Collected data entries

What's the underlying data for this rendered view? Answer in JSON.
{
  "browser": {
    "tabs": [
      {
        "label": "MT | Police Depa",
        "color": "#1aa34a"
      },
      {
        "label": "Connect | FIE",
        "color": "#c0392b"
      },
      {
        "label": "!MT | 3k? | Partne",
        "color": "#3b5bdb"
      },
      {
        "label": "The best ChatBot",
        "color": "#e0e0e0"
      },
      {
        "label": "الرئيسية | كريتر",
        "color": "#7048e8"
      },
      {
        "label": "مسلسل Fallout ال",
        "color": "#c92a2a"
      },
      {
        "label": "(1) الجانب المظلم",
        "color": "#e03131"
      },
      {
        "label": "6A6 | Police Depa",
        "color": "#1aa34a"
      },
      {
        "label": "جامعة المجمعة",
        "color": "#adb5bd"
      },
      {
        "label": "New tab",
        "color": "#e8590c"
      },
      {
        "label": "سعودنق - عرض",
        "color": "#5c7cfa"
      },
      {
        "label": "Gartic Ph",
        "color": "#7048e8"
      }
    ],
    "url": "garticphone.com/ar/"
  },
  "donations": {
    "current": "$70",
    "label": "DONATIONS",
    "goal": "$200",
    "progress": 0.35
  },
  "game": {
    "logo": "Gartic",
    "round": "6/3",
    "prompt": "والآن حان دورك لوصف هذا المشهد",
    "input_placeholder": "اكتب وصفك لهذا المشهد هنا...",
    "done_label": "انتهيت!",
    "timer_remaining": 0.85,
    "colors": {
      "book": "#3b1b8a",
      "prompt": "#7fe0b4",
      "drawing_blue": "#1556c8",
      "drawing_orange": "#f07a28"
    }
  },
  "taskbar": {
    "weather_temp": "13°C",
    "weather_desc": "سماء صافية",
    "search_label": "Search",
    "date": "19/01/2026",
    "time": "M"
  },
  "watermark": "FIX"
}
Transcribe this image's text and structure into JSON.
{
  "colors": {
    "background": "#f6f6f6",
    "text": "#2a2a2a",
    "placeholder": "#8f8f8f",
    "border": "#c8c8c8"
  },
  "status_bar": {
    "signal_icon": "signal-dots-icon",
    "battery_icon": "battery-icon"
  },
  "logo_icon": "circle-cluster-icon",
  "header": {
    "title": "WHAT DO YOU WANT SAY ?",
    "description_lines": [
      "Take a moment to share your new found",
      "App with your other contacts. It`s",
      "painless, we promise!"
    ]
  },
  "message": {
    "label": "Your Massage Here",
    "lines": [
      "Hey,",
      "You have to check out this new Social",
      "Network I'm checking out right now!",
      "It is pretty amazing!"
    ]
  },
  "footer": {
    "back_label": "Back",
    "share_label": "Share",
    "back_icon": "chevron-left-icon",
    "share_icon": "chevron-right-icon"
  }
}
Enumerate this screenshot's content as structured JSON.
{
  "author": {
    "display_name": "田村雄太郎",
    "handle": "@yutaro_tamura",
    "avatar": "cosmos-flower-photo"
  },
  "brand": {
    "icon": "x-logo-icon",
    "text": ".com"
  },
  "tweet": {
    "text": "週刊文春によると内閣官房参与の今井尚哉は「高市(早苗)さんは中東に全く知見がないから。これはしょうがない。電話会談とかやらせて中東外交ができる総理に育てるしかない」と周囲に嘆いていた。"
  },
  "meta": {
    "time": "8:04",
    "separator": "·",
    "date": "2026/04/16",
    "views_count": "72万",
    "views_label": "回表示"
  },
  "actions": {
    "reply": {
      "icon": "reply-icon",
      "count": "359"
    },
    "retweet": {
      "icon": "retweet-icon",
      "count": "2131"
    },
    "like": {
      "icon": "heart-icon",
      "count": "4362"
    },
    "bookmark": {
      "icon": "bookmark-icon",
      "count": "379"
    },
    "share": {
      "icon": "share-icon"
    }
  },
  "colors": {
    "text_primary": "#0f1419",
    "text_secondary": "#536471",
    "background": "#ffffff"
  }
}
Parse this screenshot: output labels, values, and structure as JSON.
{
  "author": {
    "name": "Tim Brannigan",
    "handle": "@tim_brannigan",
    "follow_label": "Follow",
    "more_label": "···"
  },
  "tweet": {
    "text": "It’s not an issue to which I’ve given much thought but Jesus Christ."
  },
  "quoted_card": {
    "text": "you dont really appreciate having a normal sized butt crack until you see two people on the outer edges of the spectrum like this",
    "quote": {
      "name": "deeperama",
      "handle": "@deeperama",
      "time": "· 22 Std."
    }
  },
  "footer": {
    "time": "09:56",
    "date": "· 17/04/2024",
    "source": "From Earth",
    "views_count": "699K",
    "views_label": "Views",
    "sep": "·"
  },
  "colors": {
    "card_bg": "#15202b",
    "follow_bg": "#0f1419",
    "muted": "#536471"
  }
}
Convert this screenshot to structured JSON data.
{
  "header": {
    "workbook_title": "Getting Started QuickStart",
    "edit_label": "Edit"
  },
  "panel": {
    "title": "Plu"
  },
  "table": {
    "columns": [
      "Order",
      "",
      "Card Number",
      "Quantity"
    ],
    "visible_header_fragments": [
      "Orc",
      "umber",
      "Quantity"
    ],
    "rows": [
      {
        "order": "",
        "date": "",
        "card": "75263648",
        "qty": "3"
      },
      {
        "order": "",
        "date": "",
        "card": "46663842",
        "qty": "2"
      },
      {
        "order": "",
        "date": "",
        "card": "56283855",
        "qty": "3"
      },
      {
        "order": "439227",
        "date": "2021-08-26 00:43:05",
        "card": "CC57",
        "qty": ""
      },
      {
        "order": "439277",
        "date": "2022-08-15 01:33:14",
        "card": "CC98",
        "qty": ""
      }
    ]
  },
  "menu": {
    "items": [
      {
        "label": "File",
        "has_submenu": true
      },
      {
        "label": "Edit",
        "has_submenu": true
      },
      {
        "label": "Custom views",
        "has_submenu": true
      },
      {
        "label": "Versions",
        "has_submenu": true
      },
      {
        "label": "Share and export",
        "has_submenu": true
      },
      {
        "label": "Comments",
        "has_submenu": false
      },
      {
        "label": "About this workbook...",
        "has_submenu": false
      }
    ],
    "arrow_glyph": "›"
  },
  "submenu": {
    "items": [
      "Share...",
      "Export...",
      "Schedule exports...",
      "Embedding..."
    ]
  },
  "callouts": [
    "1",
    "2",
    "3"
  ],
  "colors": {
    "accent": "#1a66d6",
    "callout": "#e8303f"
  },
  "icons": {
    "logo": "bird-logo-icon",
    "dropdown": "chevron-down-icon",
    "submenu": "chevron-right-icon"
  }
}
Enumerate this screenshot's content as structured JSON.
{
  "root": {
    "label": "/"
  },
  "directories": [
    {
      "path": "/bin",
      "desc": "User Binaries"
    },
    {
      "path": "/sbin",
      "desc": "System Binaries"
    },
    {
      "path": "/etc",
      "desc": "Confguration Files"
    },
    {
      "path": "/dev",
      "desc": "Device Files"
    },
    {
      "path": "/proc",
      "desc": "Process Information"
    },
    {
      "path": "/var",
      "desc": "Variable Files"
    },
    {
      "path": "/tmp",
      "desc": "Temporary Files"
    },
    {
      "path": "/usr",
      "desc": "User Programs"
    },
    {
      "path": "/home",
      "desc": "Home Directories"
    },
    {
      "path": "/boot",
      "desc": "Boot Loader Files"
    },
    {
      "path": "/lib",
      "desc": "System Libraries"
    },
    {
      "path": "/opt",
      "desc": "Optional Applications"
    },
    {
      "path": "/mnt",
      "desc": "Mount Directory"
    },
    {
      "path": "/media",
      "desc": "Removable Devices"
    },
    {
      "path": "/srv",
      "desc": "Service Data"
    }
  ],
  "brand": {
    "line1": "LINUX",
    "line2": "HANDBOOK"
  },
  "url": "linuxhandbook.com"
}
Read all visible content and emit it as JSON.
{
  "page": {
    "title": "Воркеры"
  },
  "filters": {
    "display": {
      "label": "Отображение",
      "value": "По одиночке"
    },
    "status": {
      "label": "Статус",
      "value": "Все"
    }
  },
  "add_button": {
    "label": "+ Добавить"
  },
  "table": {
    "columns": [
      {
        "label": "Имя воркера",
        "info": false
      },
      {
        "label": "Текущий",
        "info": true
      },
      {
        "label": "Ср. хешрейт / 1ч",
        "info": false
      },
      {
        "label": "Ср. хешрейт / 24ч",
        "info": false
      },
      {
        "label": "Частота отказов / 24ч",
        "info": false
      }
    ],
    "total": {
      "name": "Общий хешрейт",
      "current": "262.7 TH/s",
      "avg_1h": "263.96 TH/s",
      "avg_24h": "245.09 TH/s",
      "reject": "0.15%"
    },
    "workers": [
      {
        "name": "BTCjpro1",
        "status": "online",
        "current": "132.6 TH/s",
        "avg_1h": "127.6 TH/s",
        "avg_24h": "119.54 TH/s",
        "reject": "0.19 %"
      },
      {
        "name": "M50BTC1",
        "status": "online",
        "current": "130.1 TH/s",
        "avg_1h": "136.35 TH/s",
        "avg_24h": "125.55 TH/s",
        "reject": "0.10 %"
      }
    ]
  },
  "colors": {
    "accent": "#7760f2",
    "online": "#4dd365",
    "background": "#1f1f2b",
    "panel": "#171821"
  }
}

The problem:
Looking at the material above, count the lines that hold "User" and give the total alone.

Solution for this task:
2